-- START OF Records for this task --

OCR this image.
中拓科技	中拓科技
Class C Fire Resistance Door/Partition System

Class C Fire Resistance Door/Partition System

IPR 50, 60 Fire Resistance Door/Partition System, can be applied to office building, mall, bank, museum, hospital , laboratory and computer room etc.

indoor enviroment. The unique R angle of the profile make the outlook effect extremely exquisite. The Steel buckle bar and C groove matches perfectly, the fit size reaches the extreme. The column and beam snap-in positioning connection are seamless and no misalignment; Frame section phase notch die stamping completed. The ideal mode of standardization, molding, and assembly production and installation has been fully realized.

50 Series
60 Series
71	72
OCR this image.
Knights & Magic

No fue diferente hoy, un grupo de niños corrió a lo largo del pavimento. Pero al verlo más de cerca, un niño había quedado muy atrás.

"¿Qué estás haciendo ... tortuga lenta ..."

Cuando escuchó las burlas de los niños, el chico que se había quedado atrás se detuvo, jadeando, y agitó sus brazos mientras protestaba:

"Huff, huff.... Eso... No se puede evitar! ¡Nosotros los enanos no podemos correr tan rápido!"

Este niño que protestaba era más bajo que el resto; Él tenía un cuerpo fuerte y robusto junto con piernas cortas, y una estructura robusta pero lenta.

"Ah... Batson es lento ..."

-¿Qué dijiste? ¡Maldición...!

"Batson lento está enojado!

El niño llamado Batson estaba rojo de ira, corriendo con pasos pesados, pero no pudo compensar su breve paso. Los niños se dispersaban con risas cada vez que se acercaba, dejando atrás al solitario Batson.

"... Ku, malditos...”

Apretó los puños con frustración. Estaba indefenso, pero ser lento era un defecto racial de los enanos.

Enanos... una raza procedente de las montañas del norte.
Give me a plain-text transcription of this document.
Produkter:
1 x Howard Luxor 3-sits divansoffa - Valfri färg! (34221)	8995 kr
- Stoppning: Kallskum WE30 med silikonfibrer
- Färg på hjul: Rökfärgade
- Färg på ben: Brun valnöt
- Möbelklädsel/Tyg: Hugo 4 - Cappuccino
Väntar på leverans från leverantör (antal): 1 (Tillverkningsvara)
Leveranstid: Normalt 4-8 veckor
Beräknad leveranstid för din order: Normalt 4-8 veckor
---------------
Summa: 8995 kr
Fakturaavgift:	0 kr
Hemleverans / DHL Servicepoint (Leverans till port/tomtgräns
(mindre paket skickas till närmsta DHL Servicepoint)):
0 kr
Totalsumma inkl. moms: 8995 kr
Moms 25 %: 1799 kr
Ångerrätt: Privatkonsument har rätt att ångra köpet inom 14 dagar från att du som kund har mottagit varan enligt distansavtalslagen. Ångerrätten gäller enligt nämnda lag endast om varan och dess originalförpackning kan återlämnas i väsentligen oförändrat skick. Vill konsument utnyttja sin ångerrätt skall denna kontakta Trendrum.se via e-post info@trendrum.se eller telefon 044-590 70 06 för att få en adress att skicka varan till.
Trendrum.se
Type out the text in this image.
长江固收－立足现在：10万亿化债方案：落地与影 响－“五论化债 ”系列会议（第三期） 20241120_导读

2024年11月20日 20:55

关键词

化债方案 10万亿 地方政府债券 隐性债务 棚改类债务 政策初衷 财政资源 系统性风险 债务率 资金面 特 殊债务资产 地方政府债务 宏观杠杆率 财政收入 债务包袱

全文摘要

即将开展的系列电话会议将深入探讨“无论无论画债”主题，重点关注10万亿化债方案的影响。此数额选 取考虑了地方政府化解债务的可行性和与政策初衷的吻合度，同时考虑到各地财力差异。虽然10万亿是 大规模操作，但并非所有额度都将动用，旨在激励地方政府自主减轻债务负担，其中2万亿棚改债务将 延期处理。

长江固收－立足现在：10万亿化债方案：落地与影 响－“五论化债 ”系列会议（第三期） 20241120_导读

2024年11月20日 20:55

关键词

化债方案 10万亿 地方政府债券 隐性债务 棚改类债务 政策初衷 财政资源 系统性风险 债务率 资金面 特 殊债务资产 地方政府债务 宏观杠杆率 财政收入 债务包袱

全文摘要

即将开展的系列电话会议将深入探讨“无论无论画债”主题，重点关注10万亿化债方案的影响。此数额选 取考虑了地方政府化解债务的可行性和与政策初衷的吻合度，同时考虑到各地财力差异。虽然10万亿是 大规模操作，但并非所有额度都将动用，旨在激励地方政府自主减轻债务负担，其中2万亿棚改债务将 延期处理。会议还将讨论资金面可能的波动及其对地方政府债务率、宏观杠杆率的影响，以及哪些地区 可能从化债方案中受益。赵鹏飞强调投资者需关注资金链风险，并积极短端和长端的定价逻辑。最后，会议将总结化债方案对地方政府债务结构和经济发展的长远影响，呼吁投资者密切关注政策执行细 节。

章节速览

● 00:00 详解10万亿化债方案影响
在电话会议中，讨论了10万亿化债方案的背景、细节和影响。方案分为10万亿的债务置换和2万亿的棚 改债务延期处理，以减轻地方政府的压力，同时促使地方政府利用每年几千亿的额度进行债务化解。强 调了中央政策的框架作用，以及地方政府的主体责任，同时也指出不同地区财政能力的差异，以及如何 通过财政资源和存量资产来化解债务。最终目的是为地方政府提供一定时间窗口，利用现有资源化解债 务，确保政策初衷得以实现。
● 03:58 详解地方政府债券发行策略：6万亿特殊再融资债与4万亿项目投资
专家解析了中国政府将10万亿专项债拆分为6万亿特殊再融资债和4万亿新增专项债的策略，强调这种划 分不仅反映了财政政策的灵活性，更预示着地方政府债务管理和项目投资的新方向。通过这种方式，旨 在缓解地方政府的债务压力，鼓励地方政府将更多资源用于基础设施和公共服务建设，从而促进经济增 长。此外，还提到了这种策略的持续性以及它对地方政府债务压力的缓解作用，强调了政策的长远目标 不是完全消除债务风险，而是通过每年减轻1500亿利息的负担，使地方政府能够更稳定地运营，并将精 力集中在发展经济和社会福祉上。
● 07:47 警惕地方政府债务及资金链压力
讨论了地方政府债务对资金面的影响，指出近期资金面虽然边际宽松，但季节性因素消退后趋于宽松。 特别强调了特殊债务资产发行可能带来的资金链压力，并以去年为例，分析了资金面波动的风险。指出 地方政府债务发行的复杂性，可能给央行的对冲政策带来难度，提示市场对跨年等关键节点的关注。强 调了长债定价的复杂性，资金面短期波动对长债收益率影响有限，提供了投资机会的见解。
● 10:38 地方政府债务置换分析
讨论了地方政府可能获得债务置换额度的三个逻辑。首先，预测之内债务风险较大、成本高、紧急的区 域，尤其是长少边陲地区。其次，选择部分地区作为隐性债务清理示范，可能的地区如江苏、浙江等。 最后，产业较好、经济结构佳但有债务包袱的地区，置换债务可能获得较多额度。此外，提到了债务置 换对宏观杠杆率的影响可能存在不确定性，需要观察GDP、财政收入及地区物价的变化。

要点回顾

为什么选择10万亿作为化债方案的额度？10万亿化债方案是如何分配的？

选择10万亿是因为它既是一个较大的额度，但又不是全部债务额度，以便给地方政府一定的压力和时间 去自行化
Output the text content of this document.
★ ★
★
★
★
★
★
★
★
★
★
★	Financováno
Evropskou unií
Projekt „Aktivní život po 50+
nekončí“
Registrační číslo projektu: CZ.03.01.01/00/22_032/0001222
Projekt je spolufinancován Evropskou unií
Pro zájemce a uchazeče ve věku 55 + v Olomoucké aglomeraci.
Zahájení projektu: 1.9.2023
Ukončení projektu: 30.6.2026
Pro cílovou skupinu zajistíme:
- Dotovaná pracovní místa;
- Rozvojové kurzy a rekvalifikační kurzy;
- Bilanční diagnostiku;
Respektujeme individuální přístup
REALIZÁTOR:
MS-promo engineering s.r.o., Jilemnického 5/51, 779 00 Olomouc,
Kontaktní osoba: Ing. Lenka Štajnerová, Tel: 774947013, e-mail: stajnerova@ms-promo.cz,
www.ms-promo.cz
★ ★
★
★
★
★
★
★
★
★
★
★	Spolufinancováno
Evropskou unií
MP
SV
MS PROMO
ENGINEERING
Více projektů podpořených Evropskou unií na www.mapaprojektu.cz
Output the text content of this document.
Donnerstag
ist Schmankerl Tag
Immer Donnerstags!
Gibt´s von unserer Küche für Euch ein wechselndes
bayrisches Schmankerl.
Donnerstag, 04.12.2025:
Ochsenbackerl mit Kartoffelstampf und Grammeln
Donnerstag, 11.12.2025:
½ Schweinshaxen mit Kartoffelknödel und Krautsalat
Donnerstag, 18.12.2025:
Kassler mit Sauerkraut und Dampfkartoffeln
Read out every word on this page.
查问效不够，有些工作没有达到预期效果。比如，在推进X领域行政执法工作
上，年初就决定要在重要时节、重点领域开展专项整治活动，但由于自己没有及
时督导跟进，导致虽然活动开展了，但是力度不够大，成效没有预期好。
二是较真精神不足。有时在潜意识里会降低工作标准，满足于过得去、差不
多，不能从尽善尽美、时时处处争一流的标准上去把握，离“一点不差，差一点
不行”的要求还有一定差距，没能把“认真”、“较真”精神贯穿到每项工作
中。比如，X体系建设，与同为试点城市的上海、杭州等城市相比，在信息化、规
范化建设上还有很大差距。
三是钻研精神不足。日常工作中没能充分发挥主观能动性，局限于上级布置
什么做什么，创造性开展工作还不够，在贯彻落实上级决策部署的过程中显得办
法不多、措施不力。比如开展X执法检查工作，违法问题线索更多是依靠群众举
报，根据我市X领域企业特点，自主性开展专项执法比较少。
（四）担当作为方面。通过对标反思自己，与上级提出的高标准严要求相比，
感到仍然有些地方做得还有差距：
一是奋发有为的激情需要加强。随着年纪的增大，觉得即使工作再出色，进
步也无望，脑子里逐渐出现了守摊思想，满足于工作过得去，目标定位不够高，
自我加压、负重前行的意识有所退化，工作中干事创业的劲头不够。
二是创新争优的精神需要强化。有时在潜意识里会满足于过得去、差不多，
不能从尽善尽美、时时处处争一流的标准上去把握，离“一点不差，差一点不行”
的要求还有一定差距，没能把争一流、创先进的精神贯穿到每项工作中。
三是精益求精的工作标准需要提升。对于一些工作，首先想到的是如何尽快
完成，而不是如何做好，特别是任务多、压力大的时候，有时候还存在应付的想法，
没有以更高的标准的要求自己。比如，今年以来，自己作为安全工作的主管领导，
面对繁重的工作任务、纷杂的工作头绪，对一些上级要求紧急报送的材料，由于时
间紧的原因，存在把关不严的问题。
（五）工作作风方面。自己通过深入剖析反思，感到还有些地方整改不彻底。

-- END OF Records for this task --

• Problem
Which lines include "Normalt"? Copy each of them out.

• Task output
Leveranstid: Normalt 4-8 veckor
Beräknad leveranstid för din order: Normalt 4-8 veckor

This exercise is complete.